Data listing
━━━━━━━━━━━━━━━━━━━━
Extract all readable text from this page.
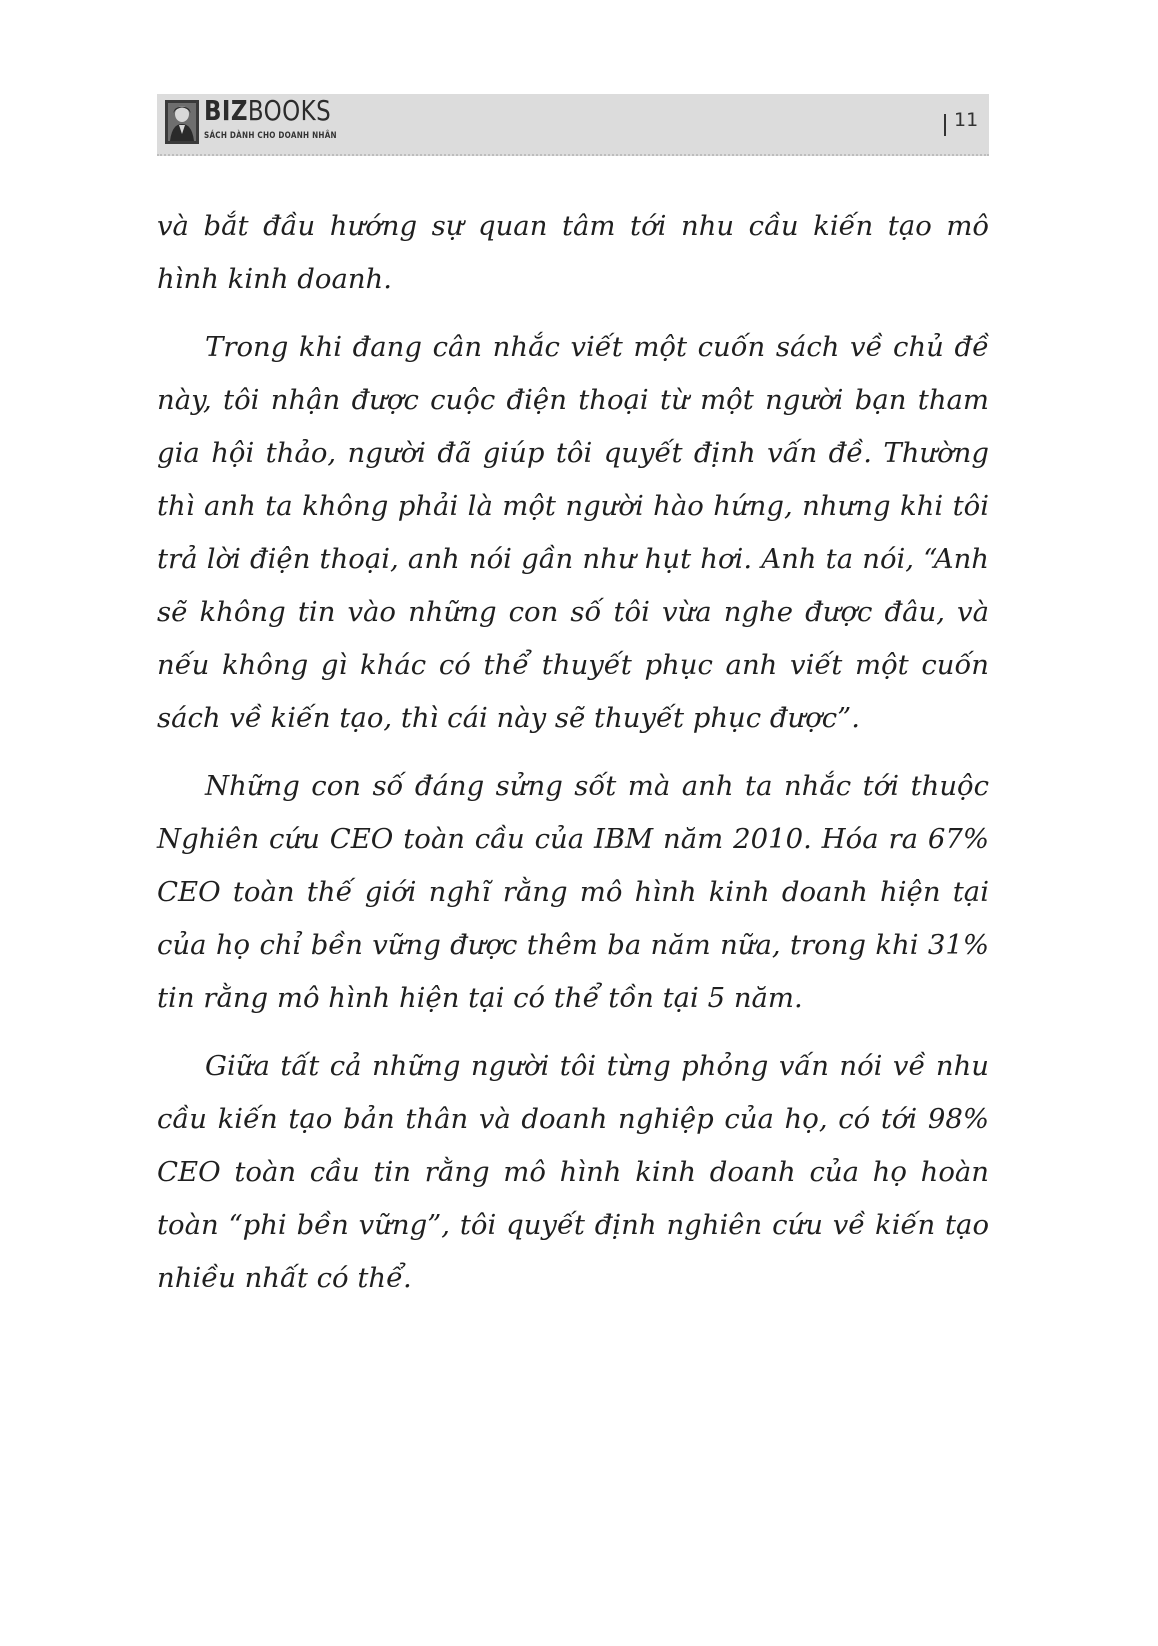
BIZBOOKS
SÁCH DÀNH CHO DOANH NHÂN
11

và bắt đầu hướng sự quan tâm tới nhu cầu kiến tạo mô hình kinh doanh.

Trong khi đang cân nhắc viết một cuốn sách về chủ đề này, tôi nhận được cuộc điện thoại từ một người bạn tham gia hội thảo, người đã giúp tôi quyết định vấn đề. Thường thì anh ta không phải là một người hào hứng, nhưng khi tôi trả lời điện thoại, anh nói gần như hụt hơi. Anh ta nói, “Anh sẽ không tin vào những con số tôi vừa nghe được đâu, và nếu không gì khác có thể thuyết phục anh viết một cuốn sách về kiến tạo, thì cái này sẽ thuyết phục được”.

Những con số đáng sửng sốt mà anh ta nhắc tới thuộc Nghiên cứu CEO toàn cầu của IBM năm 2010. Hóa ra 67% CEO toàn thế giới nghĩ rằng mô hình kinh doanh hiện tại của họ chỉ bền vững được thêm ba năm nữa, trong khi 31% tin rằng mô hình hiện tại có thể tồn tại 5 năm.

Giữa tất cả những người tôi từng phỏng vấn nói về nhu cầu kiến tạo bản thân và doanh nghiệp của họ, có tới 98% CEO toàn cầu tin rằng mô hình kinh doanh của họ hoàn toàn “phi bền vững”, tôi quyết định nghiên cứu về kiến tạo nhiều nhất có thể.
━━━━━━━━━━━━━━━━━━━━
## Exercise brief
Return all lines of the material above in which the word "kinh" occurs.

## Full response
và bắt đầu hướng sự quan tâm tới nhu cầu kiến tạo mô hình kinh doanh.
Những con số đáng sửng sốt mà anh ta nhắc tới thuộc Nghiên cứu CEO toàn cầu của IBM năm 2010. Hóa ra 67% CEO toàn thế giới nghĩ rằng mô hình kinh doanh hiện tại của họ chỉ bền vững được thêm ba năm nữa, trong khi 31% tin rằng mô hình hiện tại có thể tồn tại 5 năm.
Giữa tất cả những người tôi từng phỏng vấn nói về nhu cầu kiến tạo bản thân và doanh nghiệp của họ, có tới 98% CEO toàn cầu tin rằng mô hình kinh doanh của họ hoàn toàn “phi bền vững”, tôi quyết định nghiên cứu về kiến tạo nhiều nhất có thể.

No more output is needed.